▸ **Requirements**
Tally every line of the listing below that holds "using", then give the tally alone.

(Dataset records)
-*-*-
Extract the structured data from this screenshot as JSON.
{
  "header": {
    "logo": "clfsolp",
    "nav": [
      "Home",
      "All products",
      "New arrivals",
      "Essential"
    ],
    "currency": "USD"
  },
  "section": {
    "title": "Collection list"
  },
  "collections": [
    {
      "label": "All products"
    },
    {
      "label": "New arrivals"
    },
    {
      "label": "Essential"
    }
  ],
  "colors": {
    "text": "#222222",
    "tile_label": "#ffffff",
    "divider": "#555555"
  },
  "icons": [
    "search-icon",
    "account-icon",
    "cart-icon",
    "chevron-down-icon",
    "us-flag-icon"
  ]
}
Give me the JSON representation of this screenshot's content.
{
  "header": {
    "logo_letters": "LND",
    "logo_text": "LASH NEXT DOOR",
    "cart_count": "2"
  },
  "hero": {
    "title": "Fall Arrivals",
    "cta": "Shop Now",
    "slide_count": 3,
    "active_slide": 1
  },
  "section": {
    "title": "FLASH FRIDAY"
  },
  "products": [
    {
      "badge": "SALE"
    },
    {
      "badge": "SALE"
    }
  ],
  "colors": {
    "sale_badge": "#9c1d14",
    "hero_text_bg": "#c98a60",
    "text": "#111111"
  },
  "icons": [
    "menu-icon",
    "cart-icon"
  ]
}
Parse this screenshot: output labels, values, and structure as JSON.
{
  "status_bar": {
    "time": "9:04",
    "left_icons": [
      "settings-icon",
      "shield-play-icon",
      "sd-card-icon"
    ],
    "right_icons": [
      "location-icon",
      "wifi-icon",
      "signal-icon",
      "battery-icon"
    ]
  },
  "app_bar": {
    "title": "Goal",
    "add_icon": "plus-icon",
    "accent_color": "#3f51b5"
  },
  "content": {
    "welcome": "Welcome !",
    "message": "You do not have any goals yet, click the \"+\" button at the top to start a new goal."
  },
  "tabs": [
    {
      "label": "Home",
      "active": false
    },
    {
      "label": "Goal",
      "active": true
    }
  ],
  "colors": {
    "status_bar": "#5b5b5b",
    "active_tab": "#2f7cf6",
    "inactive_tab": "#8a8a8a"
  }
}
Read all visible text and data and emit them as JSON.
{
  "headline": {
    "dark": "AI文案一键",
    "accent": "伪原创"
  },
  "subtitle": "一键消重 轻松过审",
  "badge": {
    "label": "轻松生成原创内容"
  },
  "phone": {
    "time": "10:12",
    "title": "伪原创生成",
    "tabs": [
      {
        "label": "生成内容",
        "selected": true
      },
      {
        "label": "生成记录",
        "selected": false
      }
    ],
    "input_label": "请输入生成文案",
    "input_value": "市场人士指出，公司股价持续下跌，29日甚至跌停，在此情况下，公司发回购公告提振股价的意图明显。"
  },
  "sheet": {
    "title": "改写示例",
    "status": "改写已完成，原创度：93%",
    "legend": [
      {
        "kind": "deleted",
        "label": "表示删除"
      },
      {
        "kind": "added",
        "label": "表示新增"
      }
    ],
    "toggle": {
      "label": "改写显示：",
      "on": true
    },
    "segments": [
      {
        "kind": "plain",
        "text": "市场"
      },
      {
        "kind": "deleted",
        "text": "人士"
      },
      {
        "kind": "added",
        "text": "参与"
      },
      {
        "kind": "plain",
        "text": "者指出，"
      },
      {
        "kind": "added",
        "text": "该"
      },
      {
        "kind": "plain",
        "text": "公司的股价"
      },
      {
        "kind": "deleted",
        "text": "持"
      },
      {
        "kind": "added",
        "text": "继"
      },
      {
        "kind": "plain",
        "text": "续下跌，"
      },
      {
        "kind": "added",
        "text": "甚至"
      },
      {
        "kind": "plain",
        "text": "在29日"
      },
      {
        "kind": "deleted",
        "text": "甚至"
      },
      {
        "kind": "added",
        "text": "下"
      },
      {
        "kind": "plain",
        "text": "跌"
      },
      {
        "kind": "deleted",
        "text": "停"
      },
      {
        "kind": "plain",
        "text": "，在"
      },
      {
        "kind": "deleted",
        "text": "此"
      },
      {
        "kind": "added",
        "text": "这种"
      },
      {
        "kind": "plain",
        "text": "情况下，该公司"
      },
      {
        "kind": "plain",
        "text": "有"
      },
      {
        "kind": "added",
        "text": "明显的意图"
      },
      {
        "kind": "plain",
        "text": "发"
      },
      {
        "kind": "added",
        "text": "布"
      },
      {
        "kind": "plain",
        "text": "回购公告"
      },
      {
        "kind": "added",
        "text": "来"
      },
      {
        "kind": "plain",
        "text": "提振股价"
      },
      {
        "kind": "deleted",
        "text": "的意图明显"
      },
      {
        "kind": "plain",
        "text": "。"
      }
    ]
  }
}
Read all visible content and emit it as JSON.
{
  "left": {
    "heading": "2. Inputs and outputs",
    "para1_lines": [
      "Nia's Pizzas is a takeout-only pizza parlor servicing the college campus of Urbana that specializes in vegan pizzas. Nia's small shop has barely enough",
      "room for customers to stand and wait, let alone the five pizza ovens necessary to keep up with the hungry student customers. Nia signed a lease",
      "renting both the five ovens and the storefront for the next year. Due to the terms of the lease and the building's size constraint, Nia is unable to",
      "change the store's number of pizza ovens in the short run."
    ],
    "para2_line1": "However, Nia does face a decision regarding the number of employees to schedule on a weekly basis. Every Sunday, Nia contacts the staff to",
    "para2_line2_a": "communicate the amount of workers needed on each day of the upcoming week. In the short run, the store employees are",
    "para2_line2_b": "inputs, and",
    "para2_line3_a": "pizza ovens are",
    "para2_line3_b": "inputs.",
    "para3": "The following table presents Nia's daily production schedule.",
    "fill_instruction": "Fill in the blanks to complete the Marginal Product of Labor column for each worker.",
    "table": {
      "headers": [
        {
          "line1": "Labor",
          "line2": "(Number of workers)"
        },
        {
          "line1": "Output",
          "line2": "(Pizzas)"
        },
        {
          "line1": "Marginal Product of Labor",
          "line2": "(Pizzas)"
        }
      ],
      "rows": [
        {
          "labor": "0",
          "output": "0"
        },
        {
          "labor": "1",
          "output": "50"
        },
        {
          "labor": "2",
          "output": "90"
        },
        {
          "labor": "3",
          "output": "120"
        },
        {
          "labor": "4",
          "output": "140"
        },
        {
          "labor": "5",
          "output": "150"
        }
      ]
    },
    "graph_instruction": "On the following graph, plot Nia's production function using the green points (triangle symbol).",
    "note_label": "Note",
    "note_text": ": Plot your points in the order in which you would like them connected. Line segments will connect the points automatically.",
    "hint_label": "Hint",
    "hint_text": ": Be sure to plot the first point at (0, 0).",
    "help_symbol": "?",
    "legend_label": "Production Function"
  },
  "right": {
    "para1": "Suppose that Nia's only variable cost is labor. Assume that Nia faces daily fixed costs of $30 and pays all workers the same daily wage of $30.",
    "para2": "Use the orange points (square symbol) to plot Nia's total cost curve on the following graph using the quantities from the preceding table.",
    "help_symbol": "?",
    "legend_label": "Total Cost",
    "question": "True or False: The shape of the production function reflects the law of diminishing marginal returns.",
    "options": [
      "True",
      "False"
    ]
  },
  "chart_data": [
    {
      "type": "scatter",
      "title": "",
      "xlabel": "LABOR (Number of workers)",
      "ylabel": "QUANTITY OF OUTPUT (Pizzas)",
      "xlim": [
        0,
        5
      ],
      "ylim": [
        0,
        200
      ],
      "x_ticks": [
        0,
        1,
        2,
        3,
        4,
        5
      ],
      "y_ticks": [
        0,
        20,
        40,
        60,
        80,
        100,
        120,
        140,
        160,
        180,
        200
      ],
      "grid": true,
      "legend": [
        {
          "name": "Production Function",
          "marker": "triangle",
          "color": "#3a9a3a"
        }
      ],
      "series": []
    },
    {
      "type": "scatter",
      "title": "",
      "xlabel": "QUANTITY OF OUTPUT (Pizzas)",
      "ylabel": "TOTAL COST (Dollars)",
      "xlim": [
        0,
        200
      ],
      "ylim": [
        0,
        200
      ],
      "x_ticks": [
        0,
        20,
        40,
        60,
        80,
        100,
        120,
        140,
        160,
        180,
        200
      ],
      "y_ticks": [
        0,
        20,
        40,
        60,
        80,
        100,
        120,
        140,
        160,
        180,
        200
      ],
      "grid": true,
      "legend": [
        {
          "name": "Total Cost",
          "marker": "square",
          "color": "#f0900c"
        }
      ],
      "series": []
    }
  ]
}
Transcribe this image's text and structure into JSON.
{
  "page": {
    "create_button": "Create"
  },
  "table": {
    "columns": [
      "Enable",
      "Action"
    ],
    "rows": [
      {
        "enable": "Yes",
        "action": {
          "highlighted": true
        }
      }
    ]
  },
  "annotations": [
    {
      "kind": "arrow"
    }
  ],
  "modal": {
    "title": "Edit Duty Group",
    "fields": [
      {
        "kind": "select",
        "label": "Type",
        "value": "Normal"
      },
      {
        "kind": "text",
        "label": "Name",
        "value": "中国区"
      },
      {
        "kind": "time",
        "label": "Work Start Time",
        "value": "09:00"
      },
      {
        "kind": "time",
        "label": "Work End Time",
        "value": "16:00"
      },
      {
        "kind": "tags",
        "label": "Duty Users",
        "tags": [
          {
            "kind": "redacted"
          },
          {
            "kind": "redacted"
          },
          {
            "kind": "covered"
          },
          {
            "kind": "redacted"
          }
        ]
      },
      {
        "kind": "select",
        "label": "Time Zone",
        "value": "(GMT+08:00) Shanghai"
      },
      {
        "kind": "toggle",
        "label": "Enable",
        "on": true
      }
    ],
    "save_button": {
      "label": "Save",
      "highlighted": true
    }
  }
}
-*-*-
▸ **Result for this task**
2